** Opening Data extract block **

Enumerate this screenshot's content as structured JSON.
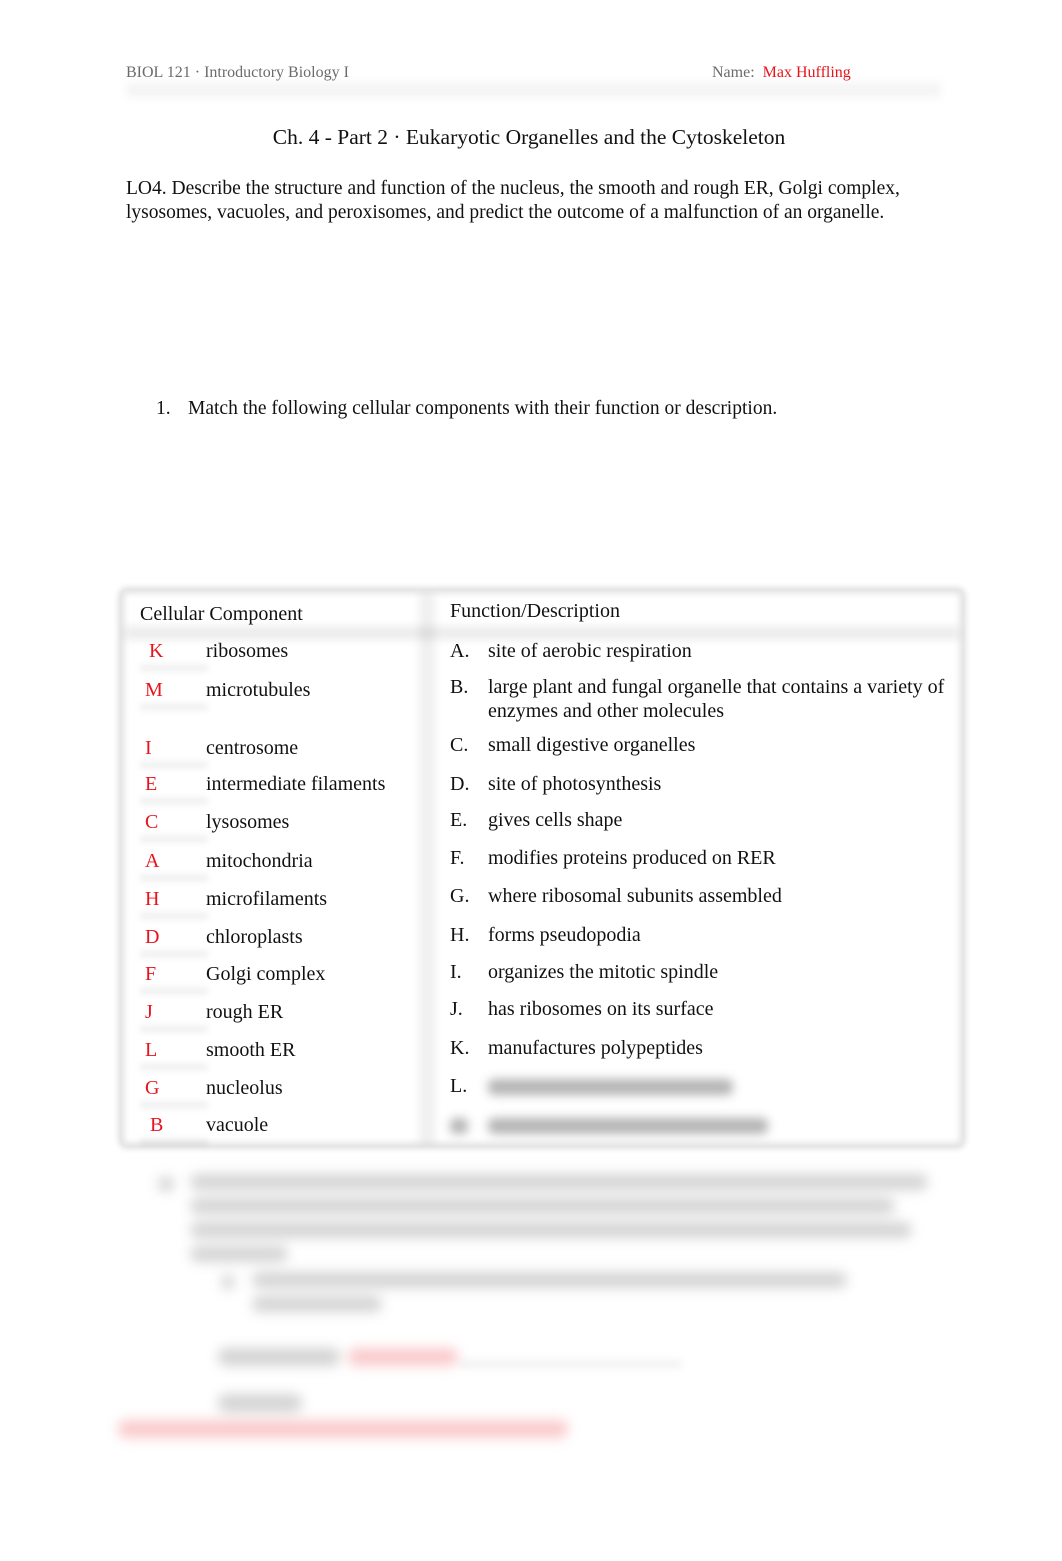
{
  "header": {
    "course": "BIOL 121 · Introductory Biology I",
    "name_label": "Name:",
    "student_name": "Max Huffling"
  },
  "title": "Ch. 4 - Part 2 · Eukaryotic Organelles and the Cytoskeleton",
  "learning_objective": "LO4. Describe the structure and function of the nucleus, the smooth and rough ER, Golgi complex, lysosomes, vacuoles, and peroxisomes, and predict the outcome of a malfunction of an organelle.",
  "question1": {
    "number": "1.",
    "text": "Match the following cellular components with their function or description."
  },
  "table": {
    "col_left_header": "Cellular Component",
    "col_right_header": "Function/Description",
    "components": [
      {
        "answer": "K",
        "name": "ribosomes"
      },
      {
        "answer": "M",
        "name": "microtubules"
      },
      {
        "answer": "I",
        "name": "centrosome"
      },
      {
        "answer": "E",
        "name": "intermediate filaments"
      },
      {
        "answer": "C",
        "name": "lysosomes"
      },
      {
        "answer": "A",
        "name": "mitochondria"
      },
      {
        "answer": "H",
        "name": "microfilaments"
      },
      {
        "answer": "D",
        "name": "chloroplasts"
      },
      {
        "answer": "F",
        "name": "Golgi complex"
      },
      {
        "answer": "J",
        "name": "rough ER"
      },
      {
        "answer": "L",
        "name": "smooth ER"
      },
      {
        "answer": "G",
        "name": "nucleolus"
      },
      {
        "answer": "B",
        "name": "vacuole"
      }
    ],
    "descriptions": [
      {
        "letter": "A.",
        "text": "site of aerobic respiration"
      },
      {
        "letter": "B.",
        "text": "large plant and fungal organelle that contains a variety of enzymes and other molecules"
      },
      {
        "letter": "C.",
        "text": "small digestive organelles"
      },
      {
        "letter": "D.",
        "text": "site of photosynthesis"
      },
      {
        "letter": "E.",
        "text": "gives cells shape"
      },
      {
        "letter": "F.",
        "text": "modifies proteins produced on RER"
      },
      {
        "letter": "G.",
        "text": "where ribosomal subunits assembled"
      },
      {
        "letter": "H.",
        "text": "forms pseudopodia"
      },
      {
        "letter": "I.",
        "text": "organizes the mitotic spindle"
      },
      {
        "letter": "J.",
        "text": "has ribosomes on its surface"
      },
      {
        "letter": "K.",
        "text": "manufactures polypeptides"
      },
      {
        "letter": "L.",
        "text": ""
      },
      {
        "letter": "",
        "text": ""
      }
    ]
  },
  "colors": {
    "answer_red": "#e8141c",
    "header_gray": "#6b6b6b",
    "text": "#111111"
  }
}
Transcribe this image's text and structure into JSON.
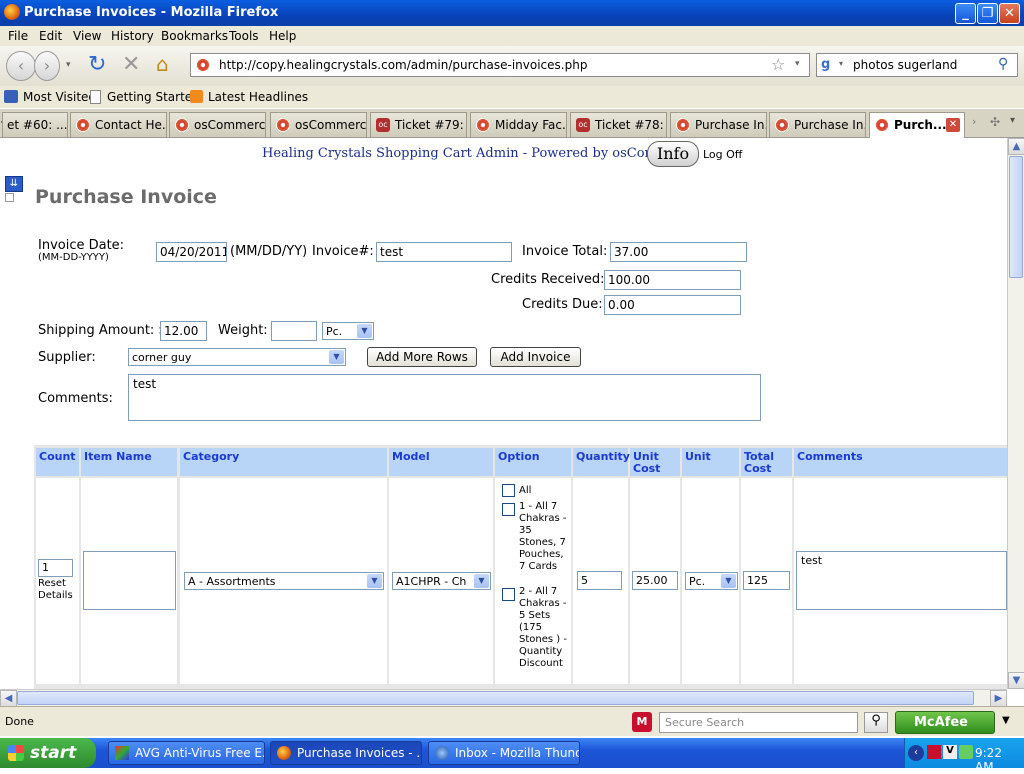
{
  "window": {
    "title": "Purchase Invoices - Mozilla Firefox"
  },
  "menu": [
    "File",
    "Edit",
    "View",
    "History",
    "Bookmarks",
    "Tools",
    "Help"
  ],
  "address": {
    "url": "http://copy.healingcrystals.com/admin/purchase-invoices.php"
  },
  "search": {
    "value": "photos sugerland"
  },
  "bookmarks": [
    "Most Visited",
    "Getting Started",
    "Latest Headlines"
  ],
  "tabs": [
    {
      "label": "et #60: ...",
      "icon": "oscommerce"
    },
    {
      "label": "Contact He...",
      "icon": "oscommerce"
    },
    {
      "label": "osCommerc...",
      "icon": "oscommerce"
    },
    {
      "label": "osCommerc...",
      "icon": "oscommerce"
    },
    {
      "label": "Ticket #79: ...",
      "icon": "oc"
    },
    {
      "label": "Midday Fac...",
      "icon": "oscommerce"
    },
    {
      "label": "Ticket #78: ...",
      "icon": "oc"
    },
    {
      "label": "Purchase In...",
      "icon": "oscommerce"
    },
    {
      "label": "Purchase In...",
      "icon": "oscommerce"
    },
    {
      "label": "Purch...",
      "icon": "oscommerce",
      "active": true
    }
  ],
  "header": {
    "brand": "Healing Crystals Shopping Cart Admin - Powered by osCommerce",
    "info": "Info",
    "logoff": "Log Off"
  },
  "page": {
    "title": "Purchase Invoice"
  },
  "form": {
    "invoice_date_label": "Invoice Date:",
    "invoice_date_hint": "(MM-DD-YYYY)",
    "invoice_date": "04/20/2011",
    "date_format": "(MM/DD/YY)",
    "invoice_no_label": "Invoice#:",
    "invoice_no": "test",
    "invoice_total_label": "Invoice Total:",
    "invoice_total": "37.00",
    "credits_received_label": "Credits Received:",
    "credits_received": "100.00",
    "credits_due_label": "Credits Due:",
    "credits_due": "0.00",
    "shipping_label": "Shipping Amount: $",
    "shipping": "12.00",
    "weight_label": "Weight:",
    "weight": "",
    "weight_unit": "Pc.",
    "supplier_label": "Supplier:",
    "supplier": "corner guy",
    "add_rows": "Add More Rows",
    "add_invoice": "Add Invoice",
    "comments_label": "Comments:",
    "comments": "test"
  },
  "grid": {
    "headers": [
      "Count",
      "Item Name",
      "Category",
      "Model",
      "Option",
      "Quantity",
      "Unit Cost",
      "Unit",
      "Total Cost",
      "Comments"
    ],
    "row": {
      "count": "1",
      "reset": "Reset Details",
      "item_name": "",
      "category": "A - Assortments",
      "model": "A1CHPR - Ch",
      "options": [
        {
          "label": "All",
          "checked": false
        },
        {
          "label": "1 - All 7 Chakras - 35 Stones, 7 Pouches, 7 Cards",
          "checked": false
        },
        {
          "label": "2 - All 7 Chakras - 5 Sets (175 Stones ) - Quantity Discount",
          "checked": false
        }
      ],
      "quantity": "5",
      "unit_cost": "25.00",
      "unit": "Pc.",
      "total_cost": "125",
      "comments": "test"
    }
  },
  "status": {
    "text": "Done",
    "secure_search_placeholder": "Secure Search",
    "mcafee": "McAfee"
  },
  "taskbar": {
    "start": "start",
    "tasks": [
      "AVG Anti-Virus Free E...",
      "Purchase Invoices - ...",
      "Inbox - Mozilla Thund..."
    ],
    "clock": "9:22 AM"
  }
}
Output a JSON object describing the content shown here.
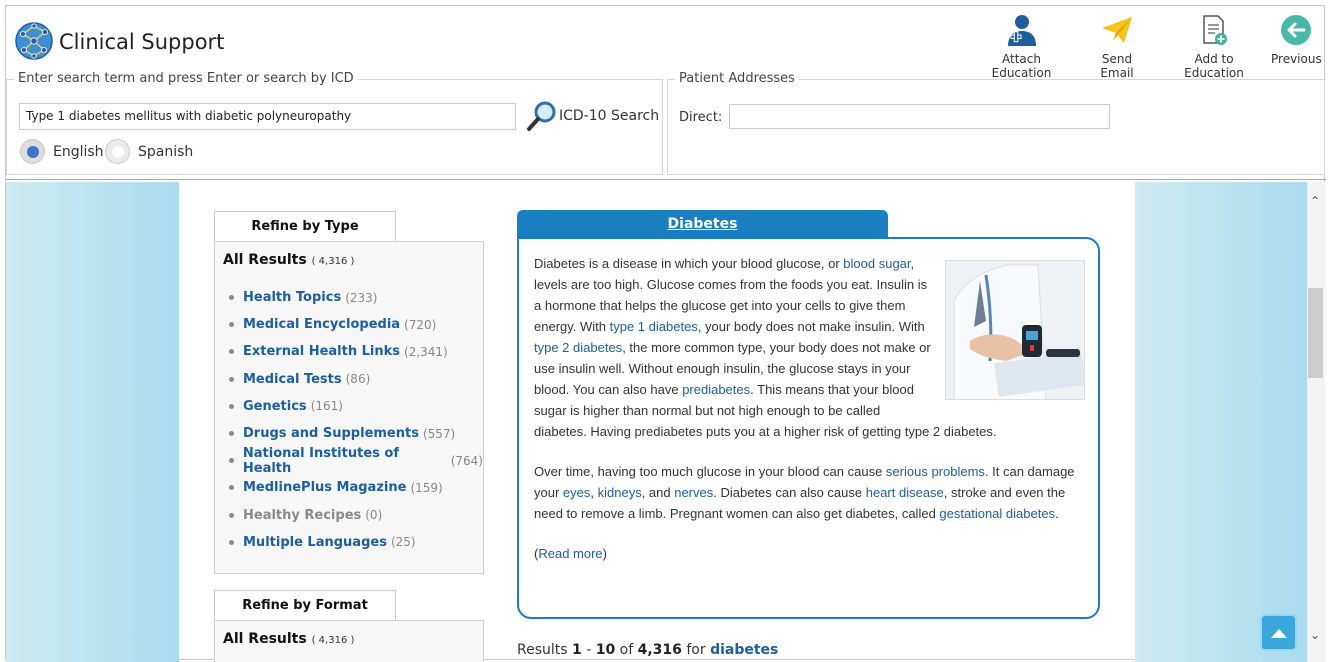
{
  "header": {
    "title": "Clinical Support",
    "toolbar": [
      {
        "label": "Attach Education",
        "icon": "doctor-icon"
      },
      {
        "label": "Send Email",
        "icon": "paper-plane-icon"
      },
      {
        "label": "Add to Education",
        "icon": "document-add-icon"
      },
      {
        "label": "Previous",
        "icon": "back-arrow-icon"
      }
    ]
  },
  "search": {
    "legend": "Enter search term and press Enter or search by ICD",
    "value": "Type 1 diabetes mellitus with diabetic polyneuropathy",
    "icd_label": "ICD-10 Search",
    "languages": [
      {
        "label": "English",
        "selected": true
      },
      {
        "label": "Spanish",
        "selected": false
      }
    ]
  },
  "patient": {
    "legend": "Patient Addresses",
    "direct_label": "Direct:",
    "direct_value": ""
  },
  "refine_type": {
    "tab": "Refine by Type",
    "all_results_label": "All Results",
    "all_results_count": "( 4,316 )",
    "categories": [
      {
        "name": "Health Topics",
        "count": "(233)",
        "muted": false
      },
      {
        "name": "Medical Encyclopedia",
        "count": "(720)",
        "muted": false
      },
      {
        "name": "External Health Links",
        "count": "(2,341)",
        "muted": false
      },
      {
        "name": "Medical Tests",
        "count": "(86)",
        "muted": false
      },
      {
        "name": "Genetics",
        "count": "(161)",
        "muted": false
      },
      {
        "name": "Drugs and Supplements",
        "count": "(557)",
        "muted": false
      },
      {
        "name": "National Institutes of Health",
        "count": "(764)",
        "muted": false
      },
      {
        "name": "MedlinePlus Magazine",
        "count": "(159)",
        "muted": false
      },
      {
        "name": "Healthy Recipes",
        "count": "(0)",
        "muted": true
      },
      {
        "name": "Multiple Languages",
        "count": "(25)",
        "muted": false
      }
    ]
  },
  "refine_format": {
    "tab": "Refine by Format",
    "all_results_label": "All Results",
    "all_results_count": "( 4,316 )"
  },
  "topic": {
    "title": "Diabetes",
    "p1": [
      {
        "t": "Diabetes is a disease in which your blood glucose, or "
      },
      {
        "t": "blood sugar",
        "link": true
      },
      {
        "t": ", levels are too high. Glucose comes from the foods you eat. Insulin is a hormone that helps the glucose get into your cells to give them energy. With "
      },
      {
        "t": "type 1 diabetes",
        "link": true
      },
      {
        "t": ", your body does not make insulin. With "
      },
      {
        "t": "type 2 diabetes",
        "link": true
      },
      {
        "t": ", the more common type, your body does not make or use insulin well. Without enough insulin, the glucose stays in your blood. You can also have "
      },
      {
        "t": "prediabetes",
        "link": true
      },
      {
        "t": ". This means that your blood sugar is higher than normal but not high enough to be called diabetes. Having prediabetes puts you at a higher risk of getting type 2 diabetes."
      }
    ],
    "p2": [
      {
        "t": "Over time, having too much glucose in your blood can cause "
      },
      {
        "t": "serious problems",
        "link": true
      },
      {
        "t": ". It can damage your "
      },
      {
        "t": "eyes",
        "link": true
      },
      {
        "t": ", "
      },
      {
        "t": "kidneys",
        "link": true
      },
      {
        "t": ", and "
      },
      {
        "t": "nerves",
        "link": true
      },
      {
        "t": ". Diabetes can also cause "
      },
      {
        "t": "heart disease",
        "link": true
      },
      {
        "t": ", stroke and even the need to remove a limb. Pregnant women can also get diabetes, called "
      },
      {
        "t": "gestational diabetes",
        "link": true
      },
      {
        "t": "."
      }
    ],
    "read_more_open": "(",
    "read_more": "Read more",
    "read_more_close": ")"
  },
  "results": {
    "prefix": "Results ",
    "from": "1",
    "dash": " - ",
    "to": "10",
    "of": " of ",
    "total": "4,316",
    "for": " for ",
    "query": "diabetes"
  },
  "colors": {
    "accent": "#1a7fc0",
    "link": "#1b5ea3"
  }
}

** Closing Data extract block **

> **What the task requires**:
Scan the records for the string "from". Copy each line in which it appears.

> **Response to the exercise**:
        "t": ", levels are too high. Glucose comes from the foods you eat. Insulin is a hormone that helps the glucose get into your cells to give them energy. With "
    "from": "1",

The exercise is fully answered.